> _Collected data_:

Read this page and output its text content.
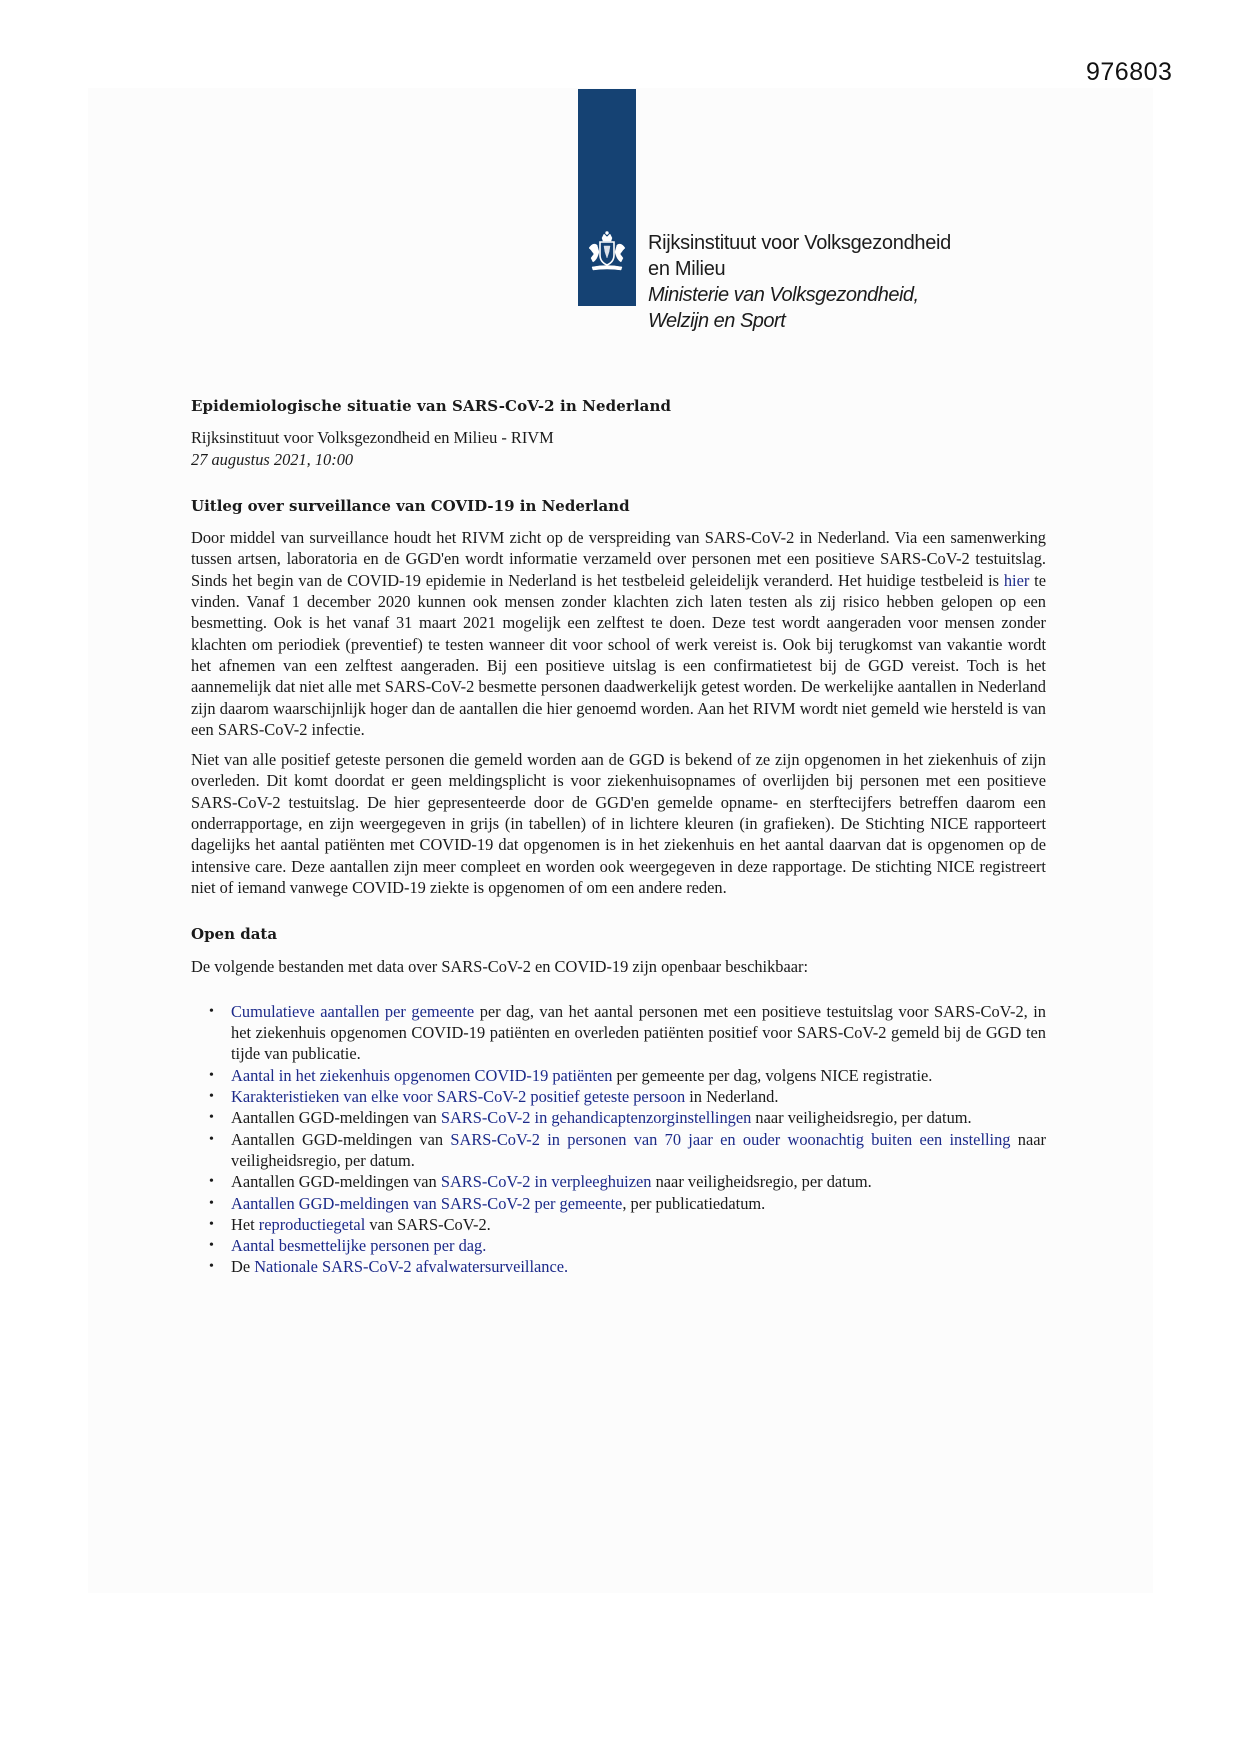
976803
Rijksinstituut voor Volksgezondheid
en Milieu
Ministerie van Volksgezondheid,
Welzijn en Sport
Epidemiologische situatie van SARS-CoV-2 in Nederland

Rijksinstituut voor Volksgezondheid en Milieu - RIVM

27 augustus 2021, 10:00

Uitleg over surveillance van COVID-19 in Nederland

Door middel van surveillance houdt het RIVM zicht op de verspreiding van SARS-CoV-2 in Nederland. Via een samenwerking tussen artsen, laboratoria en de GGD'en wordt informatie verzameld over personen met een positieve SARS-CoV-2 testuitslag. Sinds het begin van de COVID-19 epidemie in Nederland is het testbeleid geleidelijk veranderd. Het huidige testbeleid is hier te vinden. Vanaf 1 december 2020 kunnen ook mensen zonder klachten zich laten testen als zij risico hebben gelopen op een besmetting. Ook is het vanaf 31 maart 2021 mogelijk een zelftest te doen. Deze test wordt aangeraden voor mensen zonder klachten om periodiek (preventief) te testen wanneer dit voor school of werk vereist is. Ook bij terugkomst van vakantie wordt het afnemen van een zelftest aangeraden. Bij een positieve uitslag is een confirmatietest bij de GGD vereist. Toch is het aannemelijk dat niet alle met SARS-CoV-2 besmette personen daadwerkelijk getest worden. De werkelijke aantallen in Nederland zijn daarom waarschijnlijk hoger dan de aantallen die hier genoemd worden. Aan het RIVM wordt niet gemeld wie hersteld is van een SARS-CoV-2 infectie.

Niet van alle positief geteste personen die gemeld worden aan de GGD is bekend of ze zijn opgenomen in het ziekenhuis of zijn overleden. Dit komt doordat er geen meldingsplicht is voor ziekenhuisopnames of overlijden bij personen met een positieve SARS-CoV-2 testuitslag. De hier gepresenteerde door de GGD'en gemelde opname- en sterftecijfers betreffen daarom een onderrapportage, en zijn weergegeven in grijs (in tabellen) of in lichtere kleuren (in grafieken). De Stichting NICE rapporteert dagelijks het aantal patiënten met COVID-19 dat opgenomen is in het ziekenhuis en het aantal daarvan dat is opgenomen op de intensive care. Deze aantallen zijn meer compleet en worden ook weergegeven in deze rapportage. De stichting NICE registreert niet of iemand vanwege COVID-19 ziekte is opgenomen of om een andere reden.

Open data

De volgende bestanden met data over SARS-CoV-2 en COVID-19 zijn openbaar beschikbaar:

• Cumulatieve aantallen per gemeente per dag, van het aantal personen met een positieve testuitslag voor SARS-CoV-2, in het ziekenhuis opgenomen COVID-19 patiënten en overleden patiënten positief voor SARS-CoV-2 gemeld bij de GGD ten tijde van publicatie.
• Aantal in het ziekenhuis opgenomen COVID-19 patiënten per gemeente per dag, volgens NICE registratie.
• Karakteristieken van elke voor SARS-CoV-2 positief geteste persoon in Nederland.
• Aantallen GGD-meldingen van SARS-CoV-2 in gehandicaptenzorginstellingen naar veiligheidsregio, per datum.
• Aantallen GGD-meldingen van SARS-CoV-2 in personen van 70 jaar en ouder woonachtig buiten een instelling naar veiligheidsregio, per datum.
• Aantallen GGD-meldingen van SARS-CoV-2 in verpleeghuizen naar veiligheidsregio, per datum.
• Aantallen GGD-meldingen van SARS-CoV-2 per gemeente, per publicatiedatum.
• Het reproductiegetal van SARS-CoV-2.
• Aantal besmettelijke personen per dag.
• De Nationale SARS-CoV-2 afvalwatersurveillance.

...

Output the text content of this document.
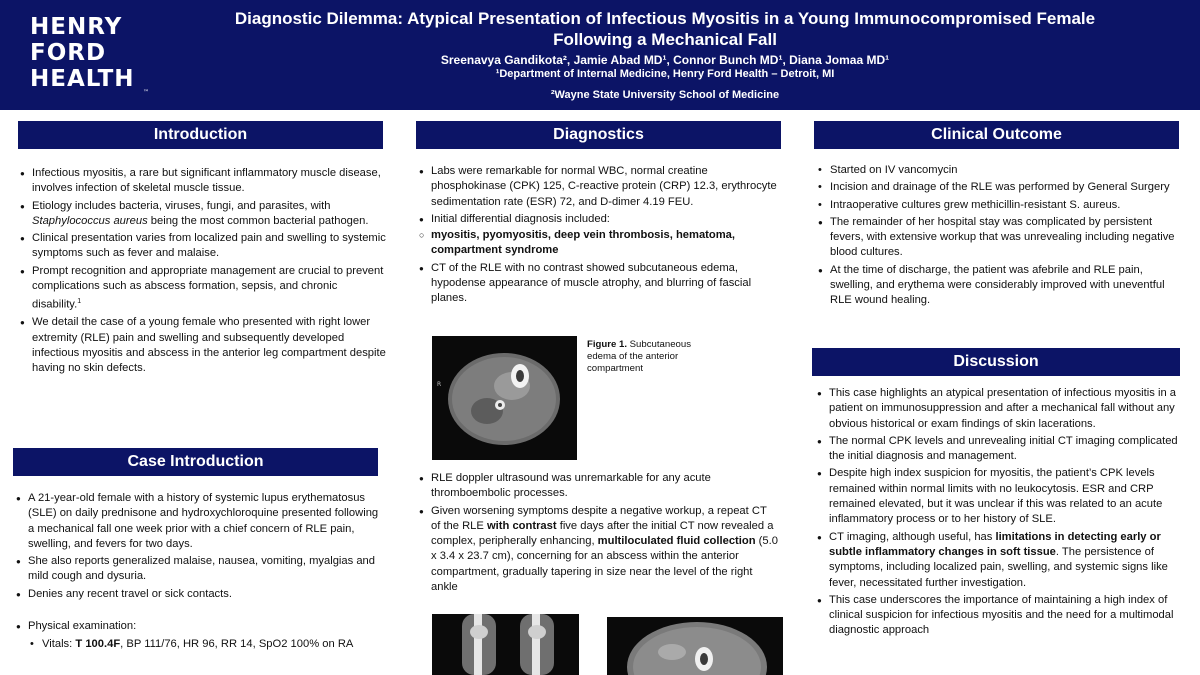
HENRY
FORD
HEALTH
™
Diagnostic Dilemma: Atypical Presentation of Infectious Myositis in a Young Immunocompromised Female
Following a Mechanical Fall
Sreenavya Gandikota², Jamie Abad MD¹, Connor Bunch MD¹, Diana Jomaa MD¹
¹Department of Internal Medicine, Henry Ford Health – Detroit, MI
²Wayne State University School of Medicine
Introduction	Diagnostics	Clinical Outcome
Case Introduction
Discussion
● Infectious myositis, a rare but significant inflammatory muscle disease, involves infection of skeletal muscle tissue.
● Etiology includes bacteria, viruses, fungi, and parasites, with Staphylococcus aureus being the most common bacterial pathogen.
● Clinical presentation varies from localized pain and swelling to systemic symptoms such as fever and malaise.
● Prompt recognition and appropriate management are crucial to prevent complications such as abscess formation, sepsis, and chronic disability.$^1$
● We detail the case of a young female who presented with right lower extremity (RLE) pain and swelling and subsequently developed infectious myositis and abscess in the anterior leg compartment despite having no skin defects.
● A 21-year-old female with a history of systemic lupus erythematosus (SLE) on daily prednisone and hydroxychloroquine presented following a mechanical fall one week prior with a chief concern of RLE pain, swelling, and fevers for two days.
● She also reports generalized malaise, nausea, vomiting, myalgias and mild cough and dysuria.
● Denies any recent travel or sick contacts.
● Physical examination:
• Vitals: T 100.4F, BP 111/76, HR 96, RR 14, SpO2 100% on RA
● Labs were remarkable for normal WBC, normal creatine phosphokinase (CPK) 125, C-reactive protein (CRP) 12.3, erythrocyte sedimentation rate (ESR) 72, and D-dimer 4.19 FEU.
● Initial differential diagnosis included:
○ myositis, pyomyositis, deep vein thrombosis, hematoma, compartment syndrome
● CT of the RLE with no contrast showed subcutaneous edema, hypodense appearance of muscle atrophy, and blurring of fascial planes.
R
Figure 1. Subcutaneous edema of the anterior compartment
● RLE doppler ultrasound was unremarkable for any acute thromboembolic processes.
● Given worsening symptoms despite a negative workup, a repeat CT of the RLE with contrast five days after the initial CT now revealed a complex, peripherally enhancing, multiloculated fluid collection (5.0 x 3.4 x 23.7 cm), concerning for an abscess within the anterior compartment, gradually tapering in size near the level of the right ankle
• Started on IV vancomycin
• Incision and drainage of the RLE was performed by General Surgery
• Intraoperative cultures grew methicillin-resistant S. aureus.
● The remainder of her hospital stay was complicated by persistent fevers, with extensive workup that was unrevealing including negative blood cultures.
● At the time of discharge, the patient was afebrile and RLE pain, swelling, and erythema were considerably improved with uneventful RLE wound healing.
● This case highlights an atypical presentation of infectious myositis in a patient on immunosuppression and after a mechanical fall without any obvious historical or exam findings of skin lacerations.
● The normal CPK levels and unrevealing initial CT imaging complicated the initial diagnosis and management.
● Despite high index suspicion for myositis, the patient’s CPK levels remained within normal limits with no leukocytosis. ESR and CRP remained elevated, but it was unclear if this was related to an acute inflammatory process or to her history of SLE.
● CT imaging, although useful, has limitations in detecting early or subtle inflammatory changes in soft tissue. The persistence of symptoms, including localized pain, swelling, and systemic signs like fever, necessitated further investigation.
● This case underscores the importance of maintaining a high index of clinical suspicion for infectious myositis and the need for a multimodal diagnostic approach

> _Task goal_: Copy out each line of the data that holds the string "fevers".

> _Answer below_:
● A 21-year-old female with a history of systemic lupus erythematosus (SLE) on daily prednisone and hydroxychloroquine presented following a mechanical fall one week prior with a chief concern of RLE pain, swelling, and fevers for two days.
● The remainder of her hospital stay was complicated by persistent fevers, with extensive workup that was unrevealing including negative blood cultures.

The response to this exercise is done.